Provide an exact transcription of all the records.

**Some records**

■ ■ ■ ■

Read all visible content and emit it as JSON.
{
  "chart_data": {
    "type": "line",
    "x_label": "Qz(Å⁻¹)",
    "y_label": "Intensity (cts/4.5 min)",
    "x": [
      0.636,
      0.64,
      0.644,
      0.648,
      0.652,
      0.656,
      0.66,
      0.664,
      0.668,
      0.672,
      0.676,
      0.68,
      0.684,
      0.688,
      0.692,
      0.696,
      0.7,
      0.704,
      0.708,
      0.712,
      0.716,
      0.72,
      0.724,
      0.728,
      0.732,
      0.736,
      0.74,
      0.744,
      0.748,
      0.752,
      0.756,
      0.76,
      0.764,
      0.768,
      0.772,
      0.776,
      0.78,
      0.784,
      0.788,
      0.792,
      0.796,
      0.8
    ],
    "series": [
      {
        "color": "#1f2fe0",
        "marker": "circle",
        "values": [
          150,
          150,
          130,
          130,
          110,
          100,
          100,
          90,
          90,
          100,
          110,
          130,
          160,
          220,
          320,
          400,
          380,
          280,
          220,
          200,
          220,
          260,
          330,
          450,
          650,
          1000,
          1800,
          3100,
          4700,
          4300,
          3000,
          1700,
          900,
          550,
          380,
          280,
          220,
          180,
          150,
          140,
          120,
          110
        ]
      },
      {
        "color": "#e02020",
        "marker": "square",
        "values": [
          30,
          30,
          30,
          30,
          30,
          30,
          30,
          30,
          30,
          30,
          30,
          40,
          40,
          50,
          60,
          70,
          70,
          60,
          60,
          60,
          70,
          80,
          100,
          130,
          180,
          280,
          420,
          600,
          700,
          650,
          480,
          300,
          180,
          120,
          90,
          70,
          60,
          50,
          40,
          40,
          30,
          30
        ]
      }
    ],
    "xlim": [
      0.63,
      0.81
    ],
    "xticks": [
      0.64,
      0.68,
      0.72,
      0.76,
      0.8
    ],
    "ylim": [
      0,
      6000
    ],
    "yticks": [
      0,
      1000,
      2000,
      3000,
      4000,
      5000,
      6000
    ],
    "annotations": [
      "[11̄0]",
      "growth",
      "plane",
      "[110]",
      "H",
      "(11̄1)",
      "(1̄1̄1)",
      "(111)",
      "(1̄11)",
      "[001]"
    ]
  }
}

■ ■ ■ ■

**WRITTEN RESPONSE**
Read all visible content and emit it as JSON.
{
  "chart_data": {
    "type": "line",
    "x_label": "Qz(Å⁻¹)",
    "y_label": "Intensity (cts/4.5 min)",
    "x": [
      0.636,
      0.64,
      0.644,
      0.648,
      0.652,
      0.656,
      0.66,
      0.664,
      0.668,
      0.672,
      0.676,
      0.68,
      0.684,
      0.688,
      0.692,
      0.696,
      0.7,
      0.704,
      0.708,
      0.712,
      0.716,
      0.72,
      0.724,
      0.728,
      0.732,
      0.736,
      0.74,
      0.744,
      0.748,
      0.752,
      0.756,
      0.76,
      0.764,
      0.768,
      0.772,
      0.776,
      0.78,
      0.784,
      0.788,
      0.792,
      0.796,
      0.8
    ],
    "series": [
      {
        "color": "#1f2fe0",
        "marker": "circle",
        "values": [
          150,
          150,
          130,
          130,
          110,
          100,
          100,
          90,
          90,
          100,
          110,
          130,
          160,
          220,
          320,
          400,
          380,
          280,
          220,
          200,
          220,
          260,
          330,
          450,
          650,
          1000,
          1800,
          3100,
          4700,
          4300,
          3000,
          1700,
          900,
          550,
          380,
          280,
          220,
          180,
          150,
          140,
          120,
          110
        ]
      },
      {
        "color": "#e02020",
        "marker": "square",
        "values": [
          30,
          30,
          30,
          30,
          30,
          30,
          30,
          30,
          30,
          30,
          30,
          40,
          40,
          50,
          60,
          70,
          70,
          60,
          60,
          60,
          70,
          80,
          100,
          130,
          180,
          280,
          420,
          600,
          700,
          650,
          480,
          300,
          180,
          120,
          90,
          70,
          60,
          50,
          40,
          40,
          30,
          30
        ]
      }
    ],
    "xlim": [
      0.63,
      0.81
    ],
    "xticks": [
      0.64,
      0.68,
      0.72,
      0.76,
      0.8
    ],
    "ylim": [
      0,
      6000
    ],
    "yticks": [
      0,
      1000,
      2000,
      3000,
      4000,
      5000,
      6000
    ],
    "annotations": [
      "[11̄0]",
      "growth",
      "plane",
      "[110]",
      "H",
      "(11̄1)",
      "(1̄1̄1)",
      "(111)",
      "(1̄11)",
      "[001]"
    ]
  }
}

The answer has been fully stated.